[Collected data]
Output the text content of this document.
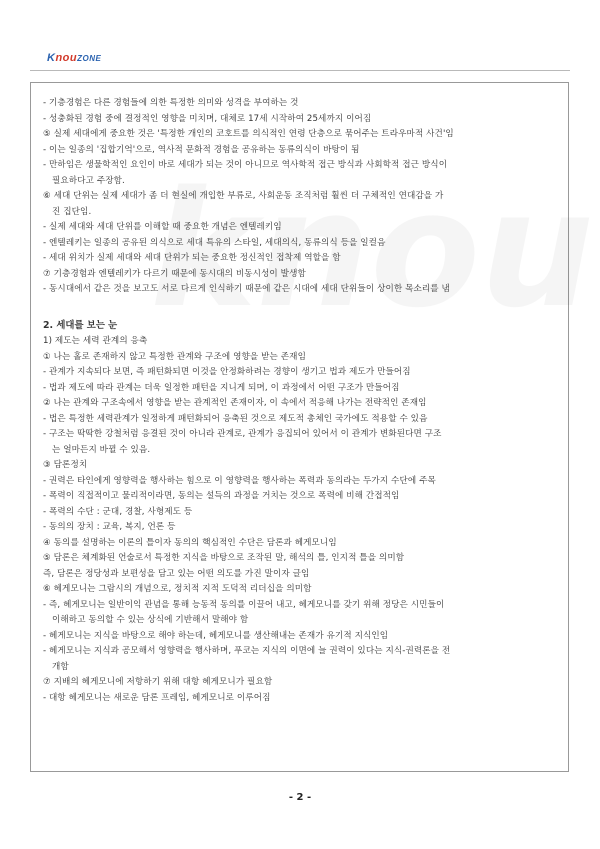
KnouZONE
- 기층경험은 다른 경험들에 의한 특정한 의미와 성격을 부여하는 것
- 성충화된 경험 중에 결정적인 영향을 미치며, 대체로 17세 시작하여 25세까지 이어짐
⑤ 실제 세대에게 중요한 것은 '특정한 개인의 코호트를 의식적인 연령 단층으로 묶어주는 트라우마적 사건'임
- 이는 일종의 '집합기억'으로, 역사적 문화적 경험을 공유하는 동류의식이 바탕이 됨
- 만하임은 생물학적인 요인이 바로 세대가 되는 것이 아니므로 역사학적 접근 방식과 사회학적 접근 방식이
필요하다고 주장함.
⑥ 세대 단위는 실제 세대가 좀 더 현실에 개입한 부류로, 사회운동 조직처럼 훨씬 더 구체적인 연대감을 가
진 집단임.
- 실제 세대와 세대 단위를 이해할 때 중요한 개념은 엔텔레키임
- 엔텔레키는 일종의 공유된 의식으로 세대 특유의 스타일, 세대의식, 동류의식 등을 일컬음
- 세대 위치가 실제 세대와 세대 단위가 되는 중요한 정신적인 접착제 역할을 함
⑦ 기층경험과 엔텔레키가 다르기 때문에 동시대의 비동시성이 발생함
- 동시대에서 같은 것을 보고도 서로 다르게 인식하기 때문에 같은 시대에 세대 단위들이 상이한 목소리를 냄
2. 세대를 보는 눈
1) 제도는 세력 관계의 응축
① 나는 홀로 존재하지 않고 특정한 관계와 구조에 영향을 받는 존재임
- 관계가 지속되다 보면, 즉 패턴화되면 이것을 안정화하려는 경향이 생기고 법과 제도가 만들어짐
- 법과 제도에 따라 관계는 더욱 일정한 패턴을 지니게 되며, 이 과정에서 어떤 구조가 만들어짐
② 나는 관계와 구조속에서 영향을 받는 관계적인 존재이자, 이 속에서 적응해 나가는 전략적인 존재임
- 법은 특정한 세력관계가 일정하게 패턴화되어 응축된 것으로 제도적 총체인 국가에도 적용할 수 있음
- 구조는 딱딱한 강철처럼 응결된 것이 아니라 관계로, 관계가 응집되어 있어서 이 관계가 변화된다면 구조
는 얼마든지 바뀔 수 있음.
③ 담론정치
- 권력은 타인에게 영향력을 행사하는 힘으로 이 영향력을 행사하는 폭력과 동의라는 두가지 수단에 주목
- 폭력이 직접적이고 물리적이라면, 동의는 설득의 과정을 거치는 것으로 폭력에 비해 간접적임
- 폭력의 수단 : 군대, 경찰, 사형제도 등
- 동의의 장치 : 교육, 복지, 언론 등
④ 동의를 설명하는 이론의 틀이자 동의의 핵심적인 수단은 담론과 헤게모니임
⑤ 담론은 체계화된 언술로서 특정한 지식을 바탕으로 조작된 말, 해석의 틀, 인지적 틀을 의미함
즉, 담론은 정당성과 보편성을 담고 있는 어떤 의도를 가진 말이자 글임
⑥ 헤게모니는 그람시의 개념으로, 정치적 지적 도덕적 리더십을 의미함
- 즉, 헤게모니는 일반이익 관념을 통해 능동적 동의를 이끌어 내고, 헤게모니를 갖기 위해 정당은 시민들이
이해하고 동의할 수 있는 상식에 기반해서 말해야 함
- 헤게모니는 지식을 바탕으로 해야 하는데, 헤게모니를 생산해내는 존재가 유기적 지식인임
- 헤게모니는 지식과 공모해서 영향력을 행사하며, 푸코는 지식의 이면에 늘 권력이 있다는 지식-권력론을 전
개함
⑦ 지배의 헤게모니에 저항하기 위해 대항 헤게모니가 필요함
- 대항 헤게모니는 새로운 담론 프레임, 헤게모니로 이루어짐
- 2 -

What is being asked
Retype every entry verbatim and exclude the pictures from the copy.

Final answer
Output the text content of this document.
KnouZONE
- 기층경험은 다른 경험들에 의한 특정한 의미와 성격을 부여하는 것
- 성충화된 경험 중에 결정적인 영향을 미치며, 대체로 17세 시작하여 25세까지 이어짐
⑤ 실제 세대에게 중요한 것은 '특정한 개인의 코호트를 의식적인 연령 단층으로 묶어주는 트라우마적 사건'임
- 이는 일종의 '집합기억'으로, 역사적 문화적 경험을 공유하는 동류의식이 바탕이 됨
- 만하임은 생물학적인 요인이 바로 세대가 되는 것이 아니므로 역사학적 접근 방식과 사회학적 접근 방식이
필요하다고 주장함.
⑥ 세대 단위는 실제 세대가 좀 더 현실에 개입한 부류로, 사회운동 조직처럼 훨씬 더 구체적인 연대감을 가
진 집단임.
- 실제 세대와 세대 단위를 이해할 때 중요한 개념은 엔텔레키임
- 엔텔레키는 일종의 공유된 의식으로 세대 특유의 스타일, 세대의식, 동류의식 등을 일컬음
- 세대 위치가 실제 세대와 세대 단위가 되는 중요한 정신적인 접착제 역할을 함
⑦ 기층경험과 엔텔레키가 다르기 때문에 동시대의 비동시성이 발생함
- 동시대에서 같은 것을 보고도 서로 다르게 인식하기 때문에 같은 시대에 세대 단위들이 상이한 목소리를 냄
2. 세대를 보는 눈
1) 제도는 세력 관계의 응축
① 나는 홀로 존재하지 않고 특정한 관계와 구조에 영향을 받는 존재임
- 관계가 지속되다 보면, 즉 패턴화되면 이것을 안정화하려는 경향이 생기고 법과 제도가 만들어짐
- 법과 제도에 따라 관계는 더욱 일정한 패턴을 지니게 되며, 이 과정에서 어떤 구조가 만들어짐
② 나는 관계와 구조속에서 영향을 받는 관계적인 존재이자, 이 속에서 적응해 나가는 전략적인 존재임
- 법은 특정한 세력관계가 일정하게 패턴화되어 응축된 것으로 제도적 총체인 국가에도 적용할 수 있음
- 구조는 딱딱한 강철처럼 응결된 것이 아니라 관계로, 관계가 응집되어 있어서 이 관계가 변화된다면 구조
는 얼마든지 바뀔 수 있음.
③ 담론정치
- 권력은 타인에게 영향력을 행사하는 힘으로 이 영향력을 행사하는 폭력과 동의라는 두가지 수단에 주목
- 폭력이 직접적이고 물리적이라면, 동의는 설득의 과정을 거치는 것으로 폭력에 비해 간접적임
- 폭력의 수단 : 군대, 경찰, 사형제도 등
- 동의의 장치 : 교육, 복지, 언론 등
④ 동의를 설명하는 이론의 틀이자 동의의 핵심적인 수단은 담론과 헤게모니임
⑤ 담론은 체계화된 언술로서 특정한 지식을 바탕으로 조작된 말, 해석의 틀, 인지적 틀을 의미함
즉, 담론은 정당성과 보편성을 담고 있는 어떤 의도를 가진 말이자 글임
⑥ 헤게모니는 그람시의 개념으로, 정치적 지적 도덕적 리더십을 의미함
- 즉, 헤게모니는 일반이익 관념을 통해 능동적 동의를 이끌어 내고, 헤게모니를 갖기 위해 정당은 시민들이
이해하고 동의할 수 있는 상식에 기반해서 말해야 함
- 헤게모니는 지식을 바탕으로 해야 하는데, 헤게모니를 생산해내는 존재가 유기적 지식인임
- 헤게모니는 지식과 공모해서 영향력을 행사하며, 푸코는 지식의 이면에 늘 권력이 있다는 지식-권력론을 전
개함
⑦ 지배의 헤게모니에 저항하기 위해 대항 헤게모니가 필요함
- 대항 헤게모니는 새로운 담론 프레임, 헤게모니로 이루어짐
- 2 -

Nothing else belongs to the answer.